Take each line containing the word "mrad" and copy it.

Start TASK DATA

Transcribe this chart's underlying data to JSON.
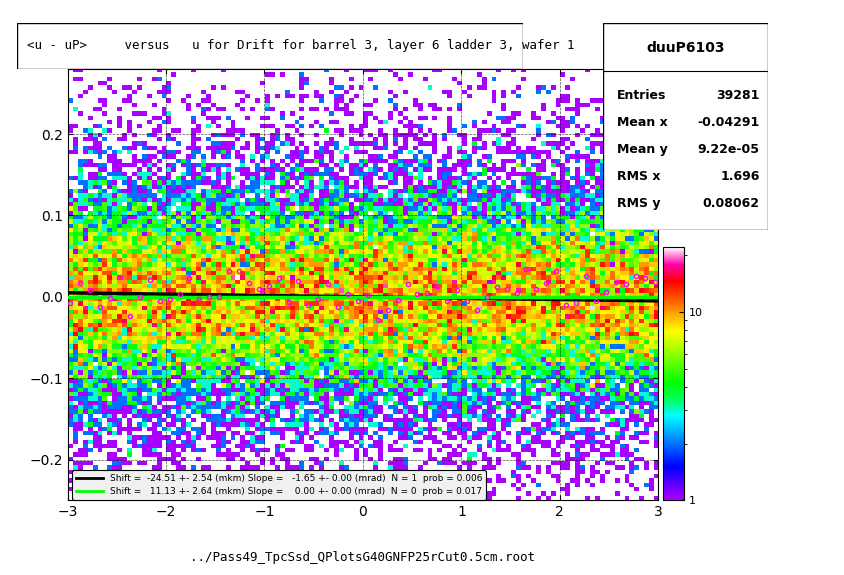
{
  "title": "<u - uP>     versus   u for Drift for barrel 3, layer 6 ladder 3, wafer 1",
  "xlabel": "../Pass49_TpcSsd_QPlotsG40GNFP25rCut0.5cm.root",
  "xlim": [
    -3,
    3
  ],
  "ylim": [
    -0.25,
    0.28
  ],
  "xmajor_ticks": [
    -3,
    -2,
    -1,
    0,
    1,
    2,
    3
  ],
  "ymajor_ticks": [
    -0.2,
    -0.1,
    0.0,
    0.1,
    0.2
  ],
  "stats_title": "duuP6103",
  "stats": {
    "Entries": "39281",
    "Mean x": "-0.04291",
    "Mean y": "9.22e-05",
    "RMS x": "1.696",
    "RMS y": "0.08062"
  },
  "legend_black_label": "Shift =  -24.51 +- 2.54 (mkm) Slope =   -1.65 +- 0.00 (mrad)  N = 1  prob = 0.006",
  "legend_green_label": "Shift =   11.13 +- 2.64 (mkm) Slope =    0.00 +- 0.00 (mrad)  N = 0  prob = 0.017",
  "black_line_slope": -0.00165,
  "black_line_intercept": -2.45e-05,
  "green_line_slope": 0.0,
  "green_line_intercept": 1.11e-05,
  "background_color": "#ffffff",
  "plot_bg_color": "#e8e8e8"
}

End TASK DATA

> **THE COMPLETED TASK**
  "legend_black_label": "Shift =  -24.51 +- 2.54 (mkm) Slope =   -1.65 +- 0.00 (mrad)  N = 1  prob = 0.006",
  "legend_green_label": "Shift =   11.13 +- 2.64 (mkm) Slope =    0.00 +- 0.00 (mrad)  N = 0  prob = 0.017",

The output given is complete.